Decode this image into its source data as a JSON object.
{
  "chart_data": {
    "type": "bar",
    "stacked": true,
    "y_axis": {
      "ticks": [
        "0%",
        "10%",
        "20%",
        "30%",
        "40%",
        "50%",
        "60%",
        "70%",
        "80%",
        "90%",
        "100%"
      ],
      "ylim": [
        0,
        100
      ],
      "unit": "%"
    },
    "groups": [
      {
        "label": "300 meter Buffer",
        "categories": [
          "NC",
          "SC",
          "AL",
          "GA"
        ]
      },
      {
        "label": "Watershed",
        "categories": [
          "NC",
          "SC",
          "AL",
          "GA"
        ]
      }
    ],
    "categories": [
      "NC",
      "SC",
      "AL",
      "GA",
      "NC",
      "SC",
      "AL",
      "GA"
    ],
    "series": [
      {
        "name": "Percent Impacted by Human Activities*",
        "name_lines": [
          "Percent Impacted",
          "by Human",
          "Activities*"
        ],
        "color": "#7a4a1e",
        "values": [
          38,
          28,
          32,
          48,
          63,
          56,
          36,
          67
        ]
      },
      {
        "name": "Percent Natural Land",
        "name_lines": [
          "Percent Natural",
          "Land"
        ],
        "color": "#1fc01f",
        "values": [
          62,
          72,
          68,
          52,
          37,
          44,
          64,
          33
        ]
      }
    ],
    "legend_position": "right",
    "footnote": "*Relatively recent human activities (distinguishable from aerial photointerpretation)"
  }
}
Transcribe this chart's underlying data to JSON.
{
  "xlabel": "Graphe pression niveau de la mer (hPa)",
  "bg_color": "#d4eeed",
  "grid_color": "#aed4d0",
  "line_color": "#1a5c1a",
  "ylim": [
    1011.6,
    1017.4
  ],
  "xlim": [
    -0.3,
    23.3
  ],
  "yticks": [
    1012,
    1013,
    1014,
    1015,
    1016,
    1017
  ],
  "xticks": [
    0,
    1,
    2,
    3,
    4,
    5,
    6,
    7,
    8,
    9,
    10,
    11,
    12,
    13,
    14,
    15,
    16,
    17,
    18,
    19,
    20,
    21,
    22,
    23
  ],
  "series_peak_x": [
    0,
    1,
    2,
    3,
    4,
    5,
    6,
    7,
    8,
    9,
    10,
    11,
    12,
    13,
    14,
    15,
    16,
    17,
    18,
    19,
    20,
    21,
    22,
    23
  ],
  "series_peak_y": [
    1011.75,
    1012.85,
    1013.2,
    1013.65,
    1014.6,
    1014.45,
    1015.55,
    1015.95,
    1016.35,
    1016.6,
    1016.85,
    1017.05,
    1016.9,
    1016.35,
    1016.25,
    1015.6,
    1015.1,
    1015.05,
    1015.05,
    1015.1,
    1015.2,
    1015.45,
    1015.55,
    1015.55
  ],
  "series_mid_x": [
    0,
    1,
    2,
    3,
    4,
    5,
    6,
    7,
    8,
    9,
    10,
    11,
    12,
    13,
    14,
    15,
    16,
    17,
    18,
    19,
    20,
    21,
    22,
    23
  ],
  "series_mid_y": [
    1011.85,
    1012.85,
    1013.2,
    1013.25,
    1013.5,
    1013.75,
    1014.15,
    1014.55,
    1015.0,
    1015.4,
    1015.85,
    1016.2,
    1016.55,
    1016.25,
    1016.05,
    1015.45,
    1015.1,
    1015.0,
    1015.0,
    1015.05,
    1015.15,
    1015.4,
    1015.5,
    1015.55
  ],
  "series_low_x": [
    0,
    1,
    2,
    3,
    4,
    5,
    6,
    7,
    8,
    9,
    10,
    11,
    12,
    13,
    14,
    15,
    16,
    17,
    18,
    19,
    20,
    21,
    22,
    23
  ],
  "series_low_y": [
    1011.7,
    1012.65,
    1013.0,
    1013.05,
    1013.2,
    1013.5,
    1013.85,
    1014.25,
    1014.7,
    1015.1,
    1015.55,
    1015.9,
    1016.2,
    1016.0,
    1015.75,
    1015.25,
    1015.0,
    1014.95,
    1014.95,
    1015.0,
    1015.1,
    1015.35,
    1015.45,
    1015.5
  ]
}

——————————

Exercise description: Tally the lines of the preceding listing in which the word "Natural" appears; state nothing but the total.

Exercise result: 2